Exercise data:
*****

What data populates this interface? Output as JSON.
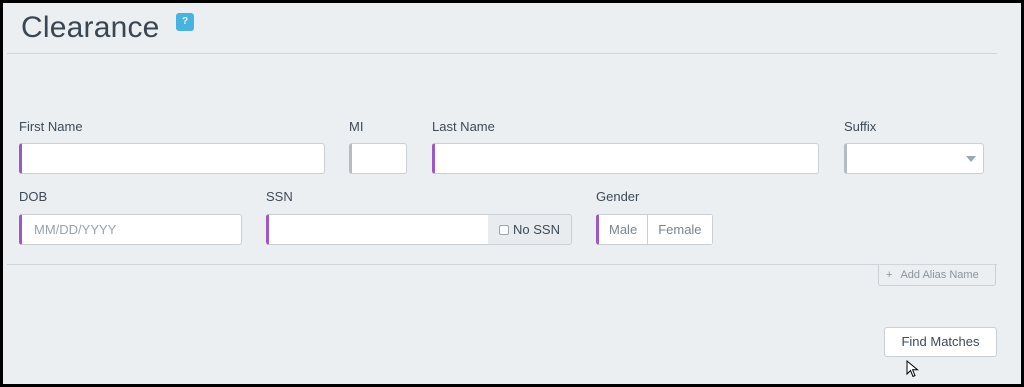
{
  "page": {
    "title": "Clearance",
    "help_icon_glyph": "?"
  },
  "form": {
    "first_name": {
      "label": "First Name",
      "value": ""
    },
    "mi": {
      "label": "MI",
      "value": ""
    },
    "last_name": {
      "label": "Last Name",
      "value": ""
    },
    "suffix": {
      "label": "Suffix",
      "value": ""
    },
    "dob": {
      "label": "DOB",
      "placeholder": "MM/DD/YYYY",
      "value": ""
    },
    "ssn": {
      "label": "SSN",
      "value": "",
      "no_ssn_label": "No SSN",
      "no_ssn_checked": false
    },
    "gender": {
      "label": "Gender",
      "options": [
        "Male",
        "Female"
      ]
    }
  },
  "actions": {
    "add_alias_plus": "+",
    "add_alias_label": "Add Alias Name",
    "find_matches_label": "Find Matches"
  },
  "colors": {
    "required_accent": "#9b59c7",
    "help_icon": "#46b3e0",
    "background": "#eceff1"
  }
}
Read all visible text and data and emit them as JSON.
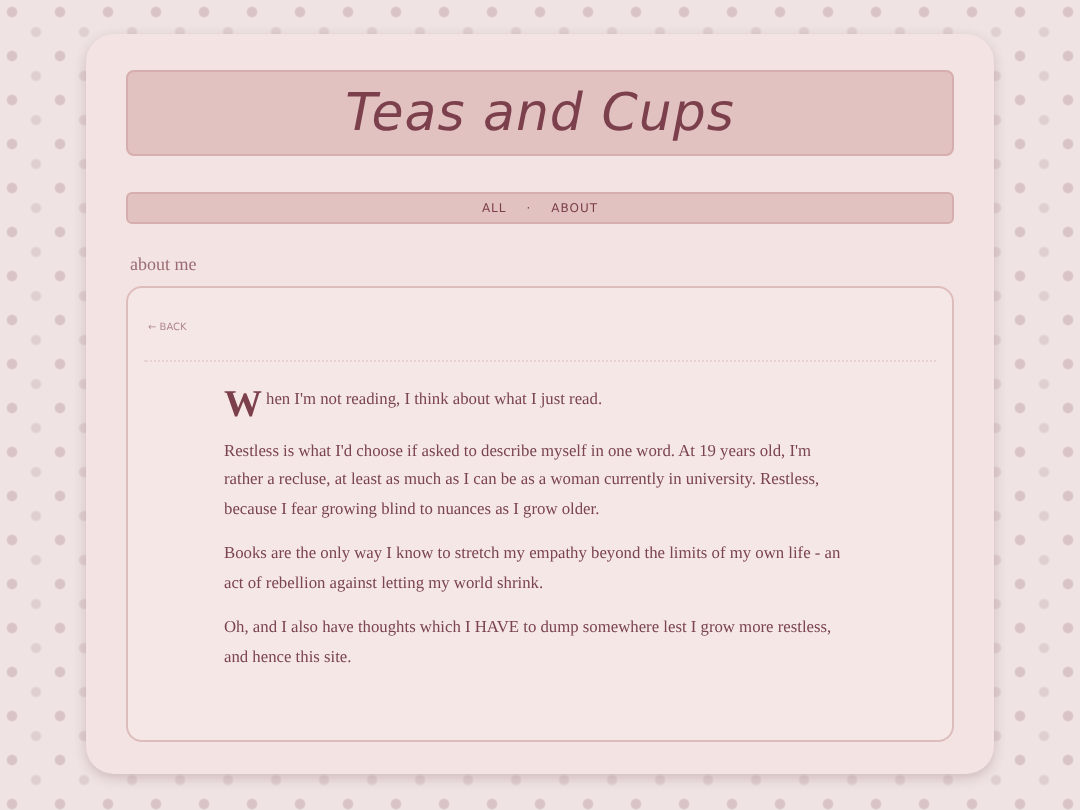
{
  "site_title": "Teas and Cups",
  "nav": {
    "items": [
      {
        "label": "ALL"
      },
      {
        "label": "ABOUT"
      }
    ],
    "separator": "·"
  },
  "section_label": "about me",
  "content": {
    "back_link": "← BACK",
    "paragraphs": [
      {
        "kind": "dropcap",
        "text": "When I'm not reading, I think about what I just read."
      },
      {
        "kind": "plain",
        "text": "Restless is what I'd choose if asked to describe myself in one word. At 19 years old, I'm rather a recluse, at least as much as I can be as a woman currently in university. Restless, because I fear growing blind to nuances as I grow older."
      },
      {
        "kind": "plain",
        "text": "Books are the only way I know to stretch my empathy beyond the limits of my own life - an act of rebellion against letting my world shrink."
      },
      {
        "kind": "plain",
        "text": "Oh, and I also have thoughts which I HAVE to dump somewhere lest I grow more restless, and hence this site."
      }
    ]
  }
}
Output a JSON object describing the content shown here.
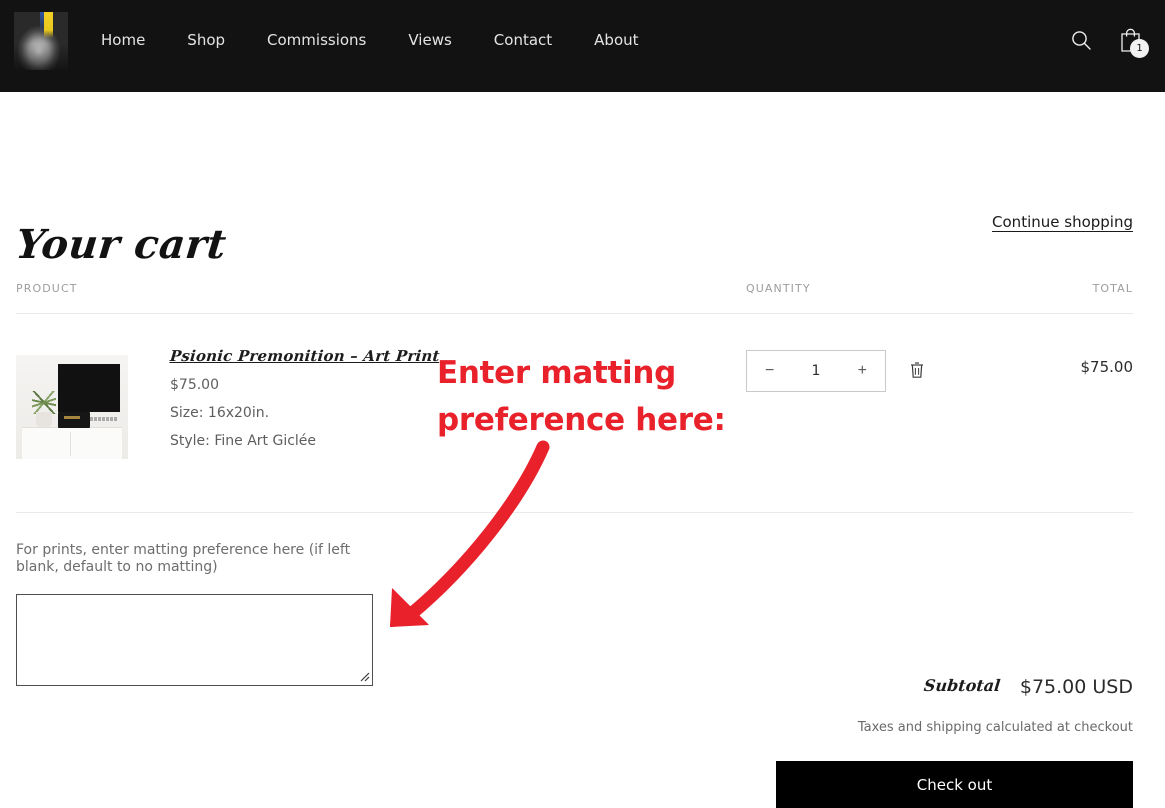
{
  "header": {
    "logo_alt": "artist-portrait-logo",
    "nav": [
      {
        "label": "Home"
      },
      {
        "label": "Shop"
      },
      {
        "label": "Commissions"
      },
      {
        "label": "Views"
      },
      {
        "label": "Contact"
      },
      {
        "label": "About"
      }
    ],
    "search_icon": "search-icon",
    "cart_icon": "shopping-bag-icon",
    "cart_count": "1"
  },
  "cart": {
    "title": "Your cart",
    "continue_shopping": "Continue shopping",
    "columns": {
      "product": "PRODUCT",
      "quantity": "QUANTITY",
      "total": "TOTAL"
    },
    "item": {
      "thumbnail_alt": "framed-art-print-in-room-mockup",
      "title": "Psionic Premonition – Art Print",
      "price": "$75.00",
      "size": "Size: 16x20in.",
      "style": "Style: Fine Art Giclée",
      "qty_decrement": "−",
      "qty_value": "1",
      "qty_increment": "+",
      "remove_icon": "trash-icon",
      "line_total": "$75.00"
    },
    "note": {
      "label": "For prints, enter matting preference here (if left blank, default to no matting)",
      "value": "",
      "placeholder": ""
    },
    "summary": {
      "subtotal_label": "Subtotal",
      "subtotal_value": "$75.00 USD",
      "tax_note": "Taxes and shipping calculated at checkout",
      "checkout_label": "Check out"
    }
  },
  "annotation": {
    "text": "Enter matting\npreference here:",
    "arrow": "curved-arrow-down-left",
    "color": "#e8212b"
  }
}
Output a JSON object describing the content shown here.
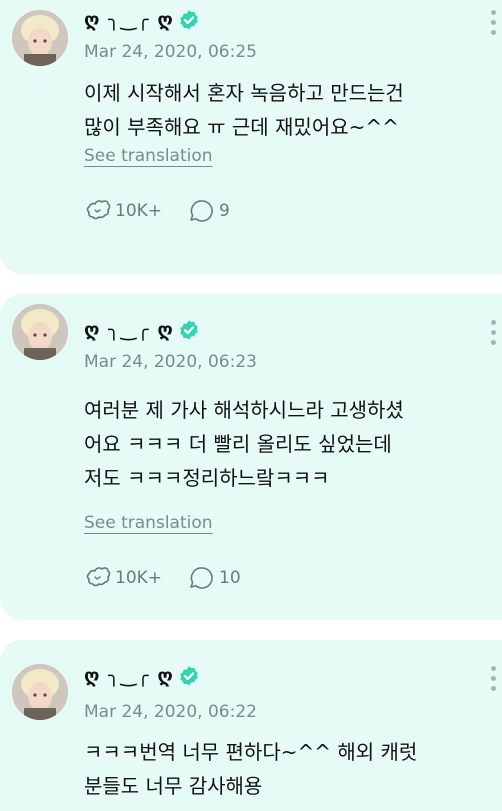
{
  "posts": [
    {
      "author": "ღ ╮‿╭ ღ",
      "timestamp": "Mar 24, 2020, 06:25",
      "text": "이제 시작해서 혼자 녹음하고 만드는건\n많이 부족해요 ㅠ 근데 재밌어요~^^",
      "translate_label": "See translation",
      "likes": "10K+",
      "comments": "9"
    },
    {
      "author": "ღ ╮‿╭ ღ",
      "timestamp": "Mar 24, 2020, 06:23",
      "text": "여러분 제 가사 해석하시느라 고생하셨\n어요 ㅋㅋㅋ 더 빨리 올리도 싶었는데\n저도 ㅋㅋㅋ정리하느랔ㅋㅋㅋ",
      "translate_label": "See translation",
      "likes": "10K+",
      "comments": "10"
    },
    {
      "author": "ღ ╮‿╭ ღ",
      "timestamp": "Mar 24, 2020, 06:22",
      "text": "ㅋㅋㅋ번역 너무 편하다~^^ 해외 캐럿\n분들도 너무 감사해용"
    }
  ],
  "colors": {
    "card_background": "#e7fbf6",
    "verified_badge": "#32d4b4",
    "muted_text": "#7d8a8a"
  },
  "icons": [
    "avatar",
    "verified-badge-icon",
    "more-options-icon",
    "like-icon",
    "comment-icon"
  ]
}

*****

Task: Every entry above should be duplicated exactly. Do not include the images.

The answer:
What data populates this interface? Output as JSON.
{
  "page": {
    "title": "Clearance",
    "help_icon_glyph": "?"
  },
  "form": {
    "first_name": {
      "label": "First Name",
      "value": ""
    },
    "mi": {
      "label": "MI",
      "value": ""
    },
    "last_name": {
      "label": "Last Name",
      "value": ""
    },
    "suffix": {
      "label": "Suffix",
      "value": ""
    },
    "dob": {
      "label": "DOB",
      "placeholder": "MM/DD/YYYY",
      "value": ""
    },
    "ssn": {
      "label": "SSN",
      "value": "",
      "no_ssn_label": "No SSN",
      "no_ssn_checked": false
    },
    "gender": {
      "label": "Gender",
      "options": [
        "Male",
        "Female"
      ]
    }
  },
  "actions": {
    "add_alias_plus": "+",
    "add_alias_label": "Add Alias Name",
    "find_matches_label": "Find Matches"
  },
  "colors": {
    "required_accent": "#9b59c7",
    "help_icon": "#46b3e0",
    "background": "#eceff1"
  }
}
Read all visible text and data and emit them as JSON.
{
  "site_title": "Teas and Cups",
  "nav": {
    "items": [
      {
        "label": "ALL"
      },
      {
        "label": "ABOUT"
      }
    ],
    "separator": "·"
  },
  "section_label": "about me",
  "content": {
    "back_link": "← BACK",
    "paragraphs": [
      {
        "kind": "dropcap",
        "text": "When I'm not reading, I think about what I just read."
      },
      {
        "kind": "plain",
        "text": "Restless is what I'd choose if asked to describe myself in one word. At 19 years old, I'm rather a recluse, at least as much as I can be as a woman currently in university. Restless, because I fear growing blind to nuances as I grow older."
      },
      {
        "kind": "plain",
        "text": "Books are the only way I know to stretch my empathy beyond the limits of my own life - an act of rebellion against letting my world shrink."
      },
      {
        "kind": "plain",
        "text": "Oh, and I also have thoughts which I HAVE to dump somewhere lest I grow more restless, and hence this site."
      }
    ]
  }
}
Output a JSON object describing the content shown here.
{
  "header": {
    "logo_alt": "artist-portrait-logo",
    "nav": [
      {
        "label": "Home"
      },
      {
        "label": "Shop"
      },
      {
        "label": "Commissions"
      },
      {
        "label": "Views"
      },
      {
        "label": "Contact"
      },
      {
        "label": "About"
      }
    ],
    "search_icon": "search-icon",
    "cart_icon": "shopping-bag-icon",
    "cart_count": "1"
  },
  "cart": {
    "title": "Your cart",
    "continue_shopping": "Continue shopping",
    "columns": {
      "product": "PRODUCT",
      "quantity": "QUANTITY",
      "total": "TOTAL"
    },
    "item": {
      "thumbnail_alt": "framed-art-print-in-room-mockup",
      "title": "Psionic Premonition – Art Print",
      "price": "$75.00",
      "size": "Size: 16x20in.",
      "style": "Style: Fine Art Giclée",
      "qty_decrement": "−",
      "qty_value": "1",
      "qty_increment": "+",
      "remove_icon": "trash-icon",
      "line_total": "$75.00"
    },
    "note": {
      "label": "For prints, enter matting preference here (if left blank, default to no matting)",
      "value": "",
      "placeholder": ""
    },
    "summary": {
      "subtotal_label": "Subtotal",
      "subtotal_value": "$75.00 USD",
      "tax_note": "Taxes and shipping calculated at checkout",
      "checkout_label": "Check out"
    }
  },
  "annotation": {
    "text": "Enter matting\npreference here:",
    "arrow": "curved-arrow-down-left",
    "color": "#e8212b"
  }
}
Output a JSON object describing the content shown here.
{
  "posts": [
    {
      "author": "ღ ╮‿╭ ღ",
      "timestamp": "Mar 24, 2020, 06:25",
      "text": "이제 시작해서 혼자 녹음하고 만드는건\n많이 부족해요 ㅠ 근데 재밌어요~^^",
      "translate_label": "See translation",
      "likes": "10K+",
      "comments": "9"
    },
    {
      "author": "ღ ╮‿╭ ღ",
      "timestamp": "Mar 24, 2020, 06:23",
      "text": "여러분 제 가사 해석하시느라 고생하셨\n어요 ㅋㅋㅋ 더 빨리 올리도 싶었는데\n저도 ㅋㅋㅋ정리하느랔ㅋㅋㅋ",
      "translate_label": "See translation",
      "likes": "10K+",
      "comments": "10"
    },
    {
      "author": "ღ ╮‿╭ ღ",
      "timestamp": "Mar 24, 2020, 06:22",
      "text": "ㅋㅋㅋ번역 너무 편하다~^^ 해외 캐럿\n분들도 너무 감사해용"
    }
  ],
  "colors": {
    "card_background": "#e7fbf6",
    "verified_badge": "#32d4b4",
    "muted_text": "#7d8a8a"
  },
  "icons": [
    "avatar",
    "verified-badge-icon",
    "more-options-icon",
    "like-icon",
    "comment-icon"
  ]
}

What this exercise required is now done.